## Task instructions
(a) From the article on the 9th Circuit court below, answer each question on its own line:
(i) What date is given for the issue in which the article first appeared?
(ii) At which university is Laurence Tribe a law professor?
(iii) What percentage of the country's landmass does the 9th Circuit cover?
(b) Could you carry on the article about the 9th Circuit court below from the point where it stops?

## Extract to read
--- Start ---
Posted on 06/27/2002 9:54:00 AM PDT by Jean S

The Ninth Circuit Court of Appeals is making headlines again. Ruling that the Pledge of Allegiance is unconstitutional is but one example of a larger problem--and a pattern of well-documented judicial inanity from that court. Here's an article from our March 25, 2002 issue that examines some other outrageous decisions as well as the causes of judicial activism in the 9th Circuit.

Rulings From the Rogue Court

Posted March 4, 2002

By Hans S. Nichols

Laurence Tribe may be the most liberal lawyer in America. Yet, at a Senate committee hearing in December, he warned of the "international embarrassment" that could befall the country if "some rather liberal judge out in the 9th Circuit" were to involve that court in prosecuting terrorists.

Tribe's comments caught the attention of top Bush officials and Republican senators. If someone such as Tribe, a Harvard law professor who suggested a "corrective election" on behalf of his client Al Gore, is offering such ready criticism of the 9th U.S. Circuit Court of Appeals, it's a dire sign indeed. The "runaway court" must have fallen off the left coast and into the Pacific.

Of course, geographically, the sprawling 9th Circuit long has been in the Pacific. It's also in the Rockies, notes Rep. Mike Simpson (R-Idaho), author of legislation to break the court into more manageable entities. Stretching from the Northern Marianas to Montana and from Alaska to Arizona, the 9th Circuit covers 38 percent of this country's landmass and houses 20 percent of its population. "It's clear that the 9th Circuit is far too large to respect what our Founding Fathers had in mind when they determined the size of the federal courts," Simpson tells Insight.
--- End ---
## Recorded information
--- Start ---
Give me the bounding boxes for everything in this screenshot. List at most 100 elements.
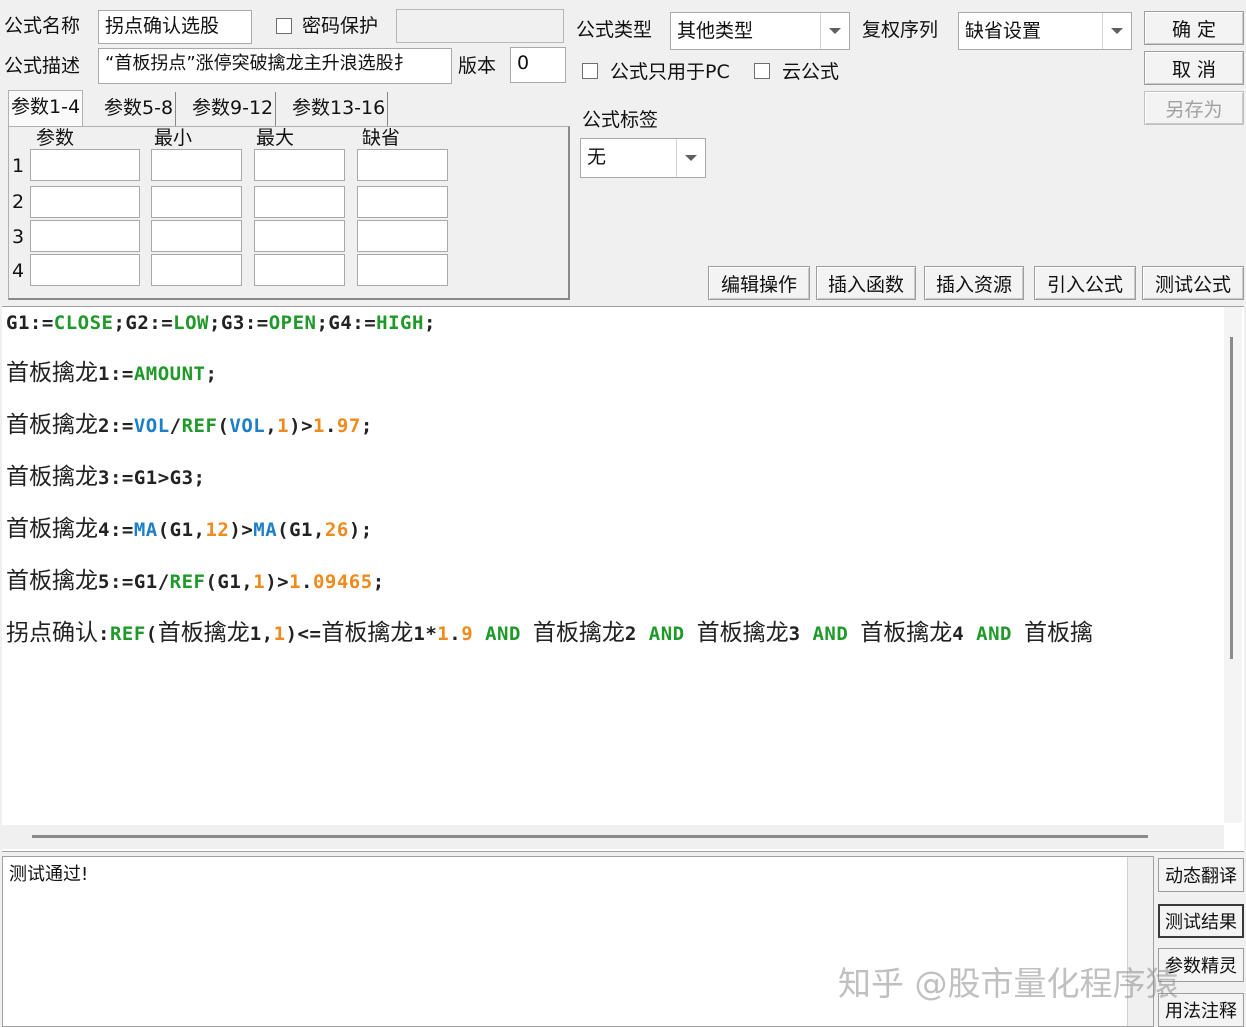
--- End ---
## Outputs by task
(a)
(i) March 25, 2002
(ii) Harvard
(iii) 38 percent

(b)
No one can dispute that the 9th Circuit is the largest in the country. What is contested, however, is just how much of a "rogue court" it is, if at all. Conservatives long have charged that its reversal rates by the Supreme Court are disproportionately higher than the other appeals courts. "Twenty percent of the American population lives in the circuit in which the rule of law is regularly being challenged by the issuance of activist opinions by ideologically driven federal judges," says Sen. Jeff Sessions (R-Ala.).

"How does the joke go?" asks Michael Horowitz, a judicial scholar at the Hudson Institute. "Judge, I'm appealing a ruling from the 9th Circuit, but I have other reasons as well."

That this circuit has become a judicial laughingstock might be treated as a mere oddity if there were a remedy in sight, say Republican aides, conservative activists and nonpartisan judicial scholars. The court may be in "La-La land," as Simpson puts it, but not everyone agrees with this characterization. Defenders explain its high reversal rate as part of the natural tension between the trial and appeals courts, claiming that this can have a positive impact on the rule of law.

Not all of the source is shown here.